**Stored dataset items**
++++++++++

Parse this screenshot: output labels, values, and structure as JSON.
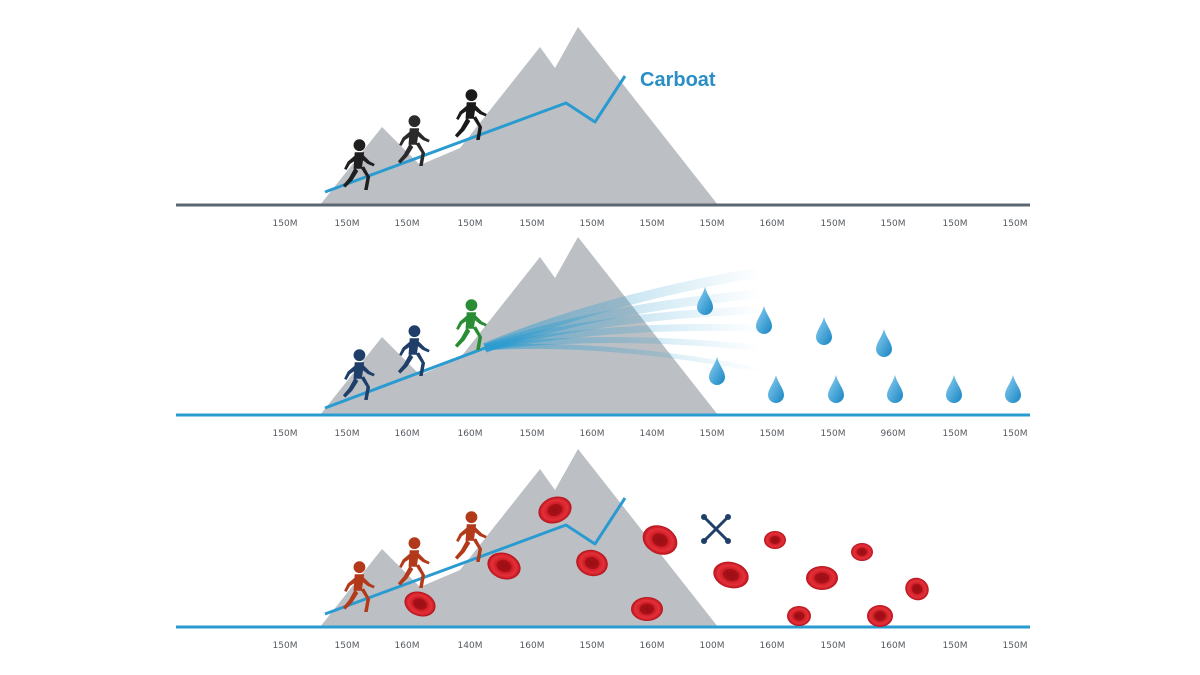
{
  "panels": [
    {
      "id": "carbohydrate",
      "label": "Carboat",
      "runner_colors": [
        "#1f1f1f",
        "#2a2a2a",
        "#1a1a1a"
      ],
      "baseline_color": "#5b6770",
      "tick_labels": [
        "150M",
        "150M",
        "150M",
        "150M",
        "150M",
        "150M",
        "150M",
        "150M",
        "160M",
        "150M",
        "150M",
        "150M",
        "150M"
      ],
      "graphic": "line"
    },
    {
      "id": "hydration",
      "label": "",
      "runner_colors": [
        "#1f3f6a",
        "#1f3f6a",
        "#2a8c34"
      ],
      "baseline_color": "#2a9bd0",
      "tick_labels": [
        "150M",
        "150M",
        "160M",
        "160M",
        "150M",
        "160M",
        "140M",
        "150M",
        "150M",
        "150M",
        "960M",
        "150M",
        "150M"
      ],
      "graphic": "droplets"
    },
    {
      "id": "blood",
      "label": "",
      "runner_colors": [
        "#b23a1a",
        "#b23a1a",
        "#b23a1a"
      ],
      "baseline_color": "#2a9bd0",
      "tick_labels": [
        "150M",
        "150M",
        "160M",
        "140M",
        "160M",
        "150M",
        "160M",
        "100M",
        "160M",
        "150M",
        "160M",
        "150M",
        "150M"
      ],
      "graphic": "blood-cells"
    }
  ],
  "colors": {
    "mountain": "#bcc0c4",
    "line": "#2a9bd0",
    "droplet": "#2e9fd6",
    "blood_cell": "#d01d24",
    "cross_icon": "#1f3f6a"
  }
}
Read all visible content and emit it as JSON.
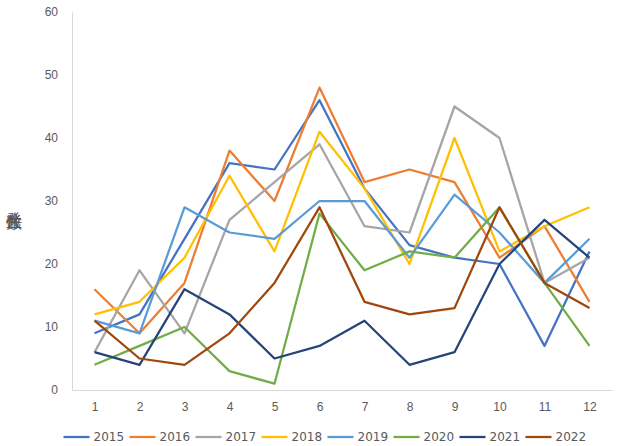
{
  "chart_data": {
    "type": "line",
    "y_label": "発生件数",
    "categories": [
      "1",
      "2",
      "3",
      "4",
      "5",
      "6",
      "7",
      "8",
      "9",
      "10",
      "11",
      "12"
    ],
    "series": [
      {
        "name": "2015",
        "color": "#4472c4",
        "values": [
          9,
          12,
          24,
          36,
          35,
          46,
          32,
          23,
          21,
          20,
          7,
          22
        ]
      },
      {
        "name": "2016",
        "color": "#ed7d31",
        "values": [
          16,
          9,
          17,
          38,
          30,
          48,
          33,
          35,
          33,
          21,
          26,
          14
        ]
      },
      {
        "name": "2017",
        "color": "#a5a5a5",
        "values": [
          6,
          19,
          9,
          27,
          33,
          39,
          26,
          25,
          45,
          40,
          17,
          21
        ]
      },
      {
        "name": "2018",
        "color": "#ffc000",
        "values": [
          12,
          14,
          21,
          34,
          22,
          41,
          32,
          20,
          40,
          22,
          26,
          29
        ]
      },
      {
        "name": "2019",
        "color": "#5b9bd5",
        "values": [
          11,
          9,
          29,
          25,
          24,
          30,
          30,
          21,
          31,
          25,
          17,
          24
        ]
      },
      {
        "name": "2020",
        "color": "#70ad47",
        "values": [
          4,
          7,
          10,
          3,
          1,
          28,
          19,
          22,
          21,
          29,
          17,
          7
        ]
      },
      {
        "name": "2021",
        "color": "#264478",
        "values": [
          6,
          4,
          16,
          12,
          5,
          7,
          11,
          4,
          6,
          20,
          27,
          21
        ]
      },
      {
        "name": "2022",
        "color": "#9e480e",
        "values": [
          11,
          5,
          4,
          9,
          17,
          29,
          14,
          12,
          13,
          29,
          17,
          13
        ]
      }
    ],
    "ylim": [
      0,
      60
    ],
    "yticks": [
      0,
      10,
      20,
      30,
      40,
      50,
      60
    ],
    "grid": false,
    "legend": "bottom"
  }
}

++++++++++

Restate each line of the records exactly; pictures do not belong in the copy.

**Complete output**
Parse this screenshot: output labels, values, and structure as JSON.
{
  "panels": [
    {
      "id": "carbohydrate",
      "label": "Carboat",
      "runner_colors": [
        "#1f1f1f",
        "#2a2a2a",
        "#1a1a1a"
      ],
      "baseline_color": "#5b6770",
      "tick_labels": [
        "150M",
        "150M",
        "150M",
        "150M",
        "150M",
        "150M",
        "150M",
        "150M",
        "160M",
        "150M",
        "150M",
        "150M",
        "150M"
      ],
      "graphic": "line"
    },
    {
      "id": "hydration",
      "label": "",
      "runner_colors": [
        "#1f3f6a",
        "#1f3f6a",
        "#2a8c34"
      ],
      "baseline_color": "#2a9bd0",
      "tick_labels": [
        "150M",
        "150M",
        "160M",
        "160M",
        "150M",
        "160M",
        "140M",
        "150M",
        "150M",
        "150M",
        "960M",
        "150M",
        "150M"
      ],
      "graphic": "droplets"
    },
    {
      "id": "blood",
      "label": "",
      "runner_colors": [
        "#b23a1a",
        "#b23a1a",
        "#b23a1a"
      ],
      "baseline_color": "#2a9bd0",
      "tick_labels": [
        "150M",
        "150M",
        "160M",
        "140M",
        "160M",
        "150M",
        "160M",
        "100M",
        "160M",
        "150M",
        "160M",
        "150M",
        "150M"
      ],
      "graphic": "blood-cells"
    }
  ],
  "colors": {
    "mountain": "#bcc0c4",
    "line": "#2a9bd0",
    "droplet": "#2e9fd6",
    "blood_cell": "#d01d24",
    "cross_icon": "#1f3f6a"
  }
}
Read all visible content and emit it as JSON.
{
  "chart_data": {
    "type": "line",
    "y_label": "発生件数",
    "categories": [
      "1",
      "2",
      "3",
      "4",
      "5",
      "6",
      "7",
      "8",
      "9",
      "10",
      "11",
      "12"
    ],
    "series": [
      {
        "name": "2015",
        "color": "#4472c4",
        "values": [
          9,
          12,
          24,
          36,
          35,
          46,
          32,
          23,
          21,
          20,
          7,
          22
        ]
      },
      {
        "name": "2016",
        "color": "#ed7d31",
        "values": [
          16,
          9,
          17,
          38,
          30,
          48,
          33,
          35,
          33,
          21,
          26,
          14
        ]
      },
      {
        "name": "2017",
        "color": "#a5a5a5",
        "values": [
          6,
          19,
          9,
          27,
          33,
          39,
          26,
          25,
          45,
          40,
          17,
          21
        ]
      },
      {
        "name": "2018",
        "color": "#ffc000",
        "values": [
          12,
          14,
          21,
          34,
          22,
          41,
          32,
          20,
          40,
          22,
          26,
          29
        ]
      },
      {
        "name": "2019",
        "color": "#5b9bd5",
        "values": [
          11,
          9,
          29,
          25,
          24,
          30,
          30,
          21,
          31,
          25,
          17,
          24
        ]
      },
      {
        "name": "2020",
        "color": "#70ad47",
        "values": [
          4,
          7,
          10,
          3,
          1,
          28,
          19,
          22,
          21,
          29,
          17,
          7
        ]
      },
      {
        "name": "2021",
        "color": "#264478",
        "values": [
          6,
          4,
          16,
          12,
          5,
          7,
          11,
          4,
          6,
          20,
          27,
          21
        ]
      },
      {
        "name": "2022",
        "color": "#9e480e",
        "values": [
          11,
          5,
          4,
          9,
          17,
          29,
          14,
          12,
          13,
          29,
          17,
          13
        ]
      }
    ],
    "ylim": [
      0,
      60
    ],
    "yticks": [
      0,
      10,
      20,
      30,
      40,
      50,
      60
    ],
    "grid": false,
    "legend": "bottom"
  }
}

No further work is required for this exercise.